--- begin ---
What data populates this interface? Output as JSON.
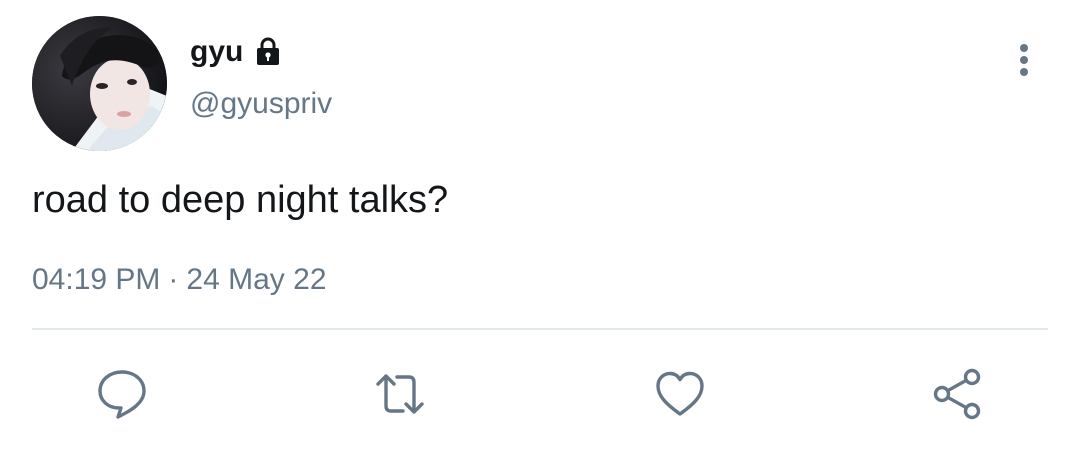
{
  "author": {
    "display_name": "gyu",
    "handle": "@gyuspriv",
    "protected": true
  },
  "tweet": {
    "text": "road to deep night talks?",
    "time": "04:19 PM",
    "separator": "·",
    "date": "24 May 22"
  },
  "icons": {
    "lock": "lock-icon",
    "more": "more-vertical-icon",
    "reply": "reply-icon",
    "retweet": "retweet-icon",
    "like": "heart-icon",
    "share": "share-icon"
  },
  "colors": {
    "text_primary": "#14171a",
    "text_secondary": "#657786",
    "divider": "#e1e8ed",
    "icon": "#657786"
  }
}
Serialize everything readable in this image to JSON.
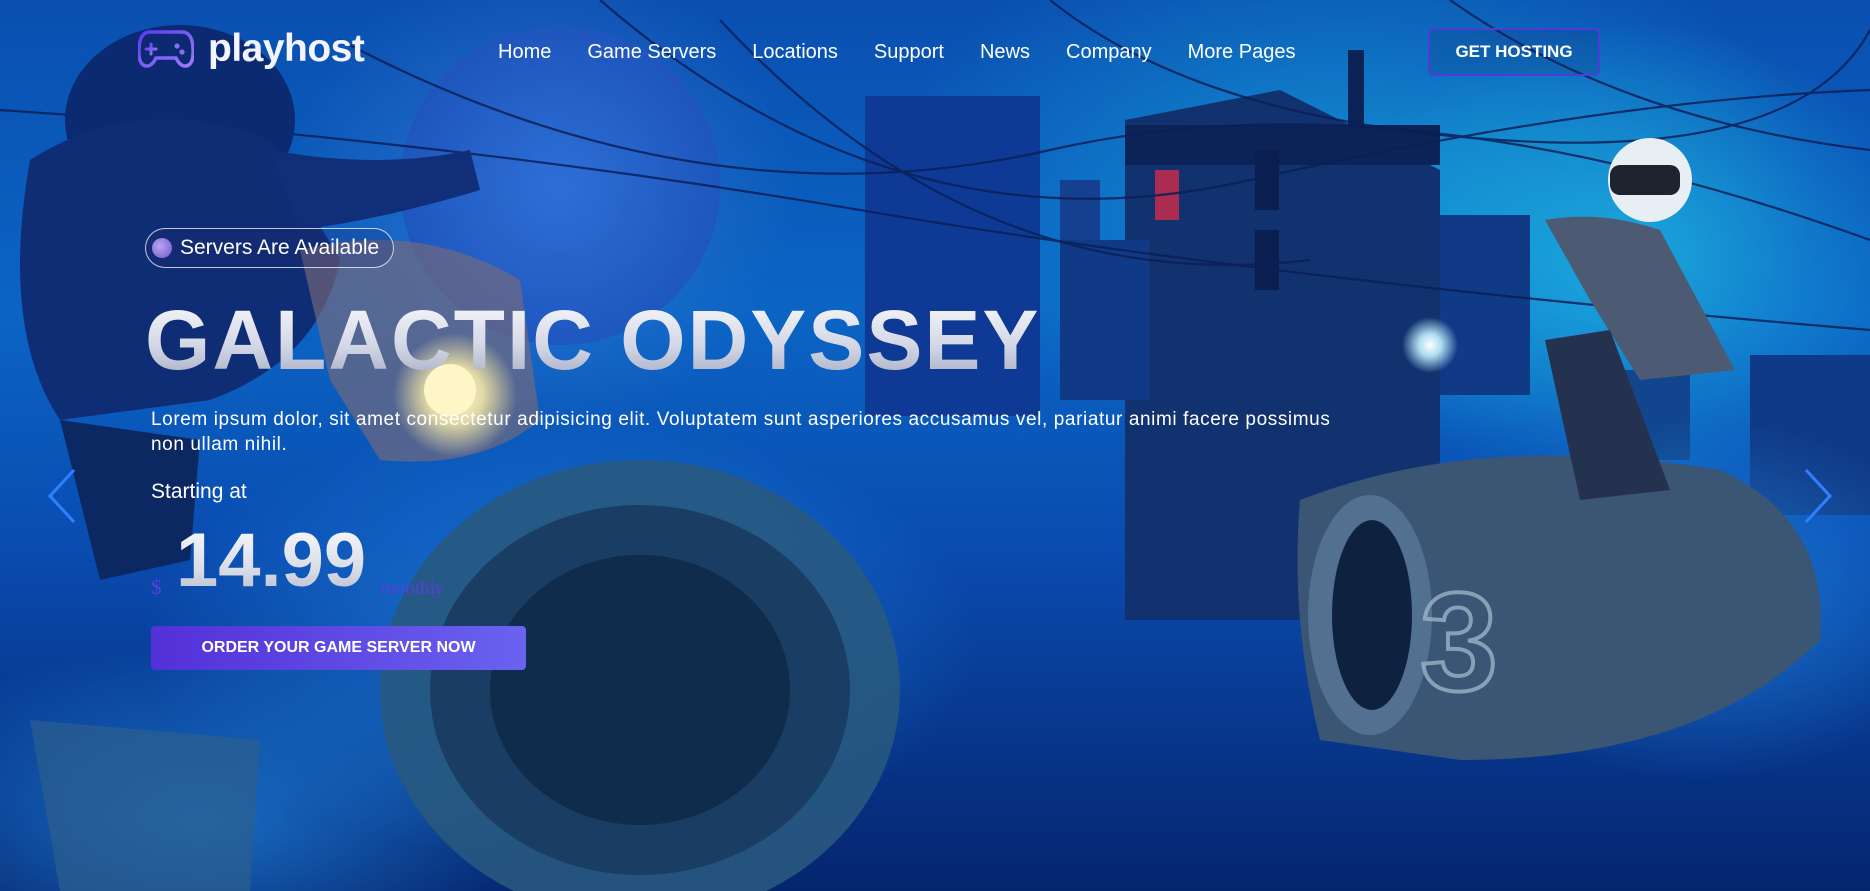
{
  "brand": {
    "name": "playhost",
    "logo_icon": "gamepad-icon",
    "accent": "#5a3de0"
  },
  "nav": {
    "items": [
      {
        "label": "Home"
      },
      {
        "label": "Game Servers"
      },
      {
        "label": "Locations"
      },
      {
        "label": "Support"
      },
      {
        "label": "News"
      },
      {
        "label": "Company"
      },
      {
        "label": "More Pages"
      }
    ],
    "cta": "GET HOSTING"
  },
  "hero": {
    "badge": "Servers Are Available",
    "title": "GALACTIC ODYSSEY",
    "description": "Lorem ipsum dolor, sit amet consectetur adipisicing elit. Voluptatem sunt asperiores accusamus vel, pariatur animi facere possimus non ullam nihil.",
    "starting_label": "Starting at",
    "currency": "$",
    "price": "14.99",
    "period": "monthly",
    "order_button": "ORDER YOUR GAME SERVER NOW"
  },
  "carousel": {
    "prev_icon": "chevron-left-icon",
    "next_icon": "chevron-right-icon"
  }
}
--- end ---
# Problem details
The material above must be printed exactly, with its pictures left out.

# Right answer
What data populates this interface? Output as JSON.
{
  "author": {
    "display_name": "gyu",
    "handle": "@gyuspriv",
    "protected": true
  },
  "tweet": {
    "text": "road to deep night talks?",
    "time": "04:19 PM",
    "separator": "·",
    "date": "24 May 22"
  },
  "icons": {
    "lock": "lock-icon",
    "more": "more-vertical-icon",
    "reply": "reply-icon",
    "retweet": "retweet-icon",
    "like": "heart-icon",
    "share": "share-icon"
  },
  "colors": {
    "text_primary": "#14171a",
    "text_secondary": "#657786",
    "divider": "#e1e8ed",
    "icon": "#657786"
  }
}
Serialize everything readable in this image to JSON.
{
  "brand": {
    "name": "playhost",
    "logo_icon": "gamepad-icon",
    "accent": "#5a3de0"
  },
  "nav": {
    "items": [
      {
        "label": "Home"
      },
      {
        "label": "Game Servers"
      },
      {
        "label": "Locations"
      },
      {
        "label": "Support"
      },
      {
        "label": "News"
      },
      {
        "label": "Company"
      },
      {
        "label": "More Pages"
      }
    ],
    "cta": "GET HOSTING"
  },
  "hero": {
    "badge": "Servers Are Available",
    "title": "GALACTIC ODYSSEY",
    "description": "Lorem ipsum dolor, sit amet consectetur adipisicing elit. Voluptatem sunt asperiores accusamus vel, pariatur animi facere possimus non ullam nihil.",
    "starting_label": "Starting at",
    "currency": "$",
    "price": "14.99",
    "period": "monthly",
    "order_button": "ORDER YOUR GAME SERVER NOW"
  },
  "carousel": {
    "prev_icon": "chevron-left-icon",
    "next_icon": "chevron-right-icon"
  }
}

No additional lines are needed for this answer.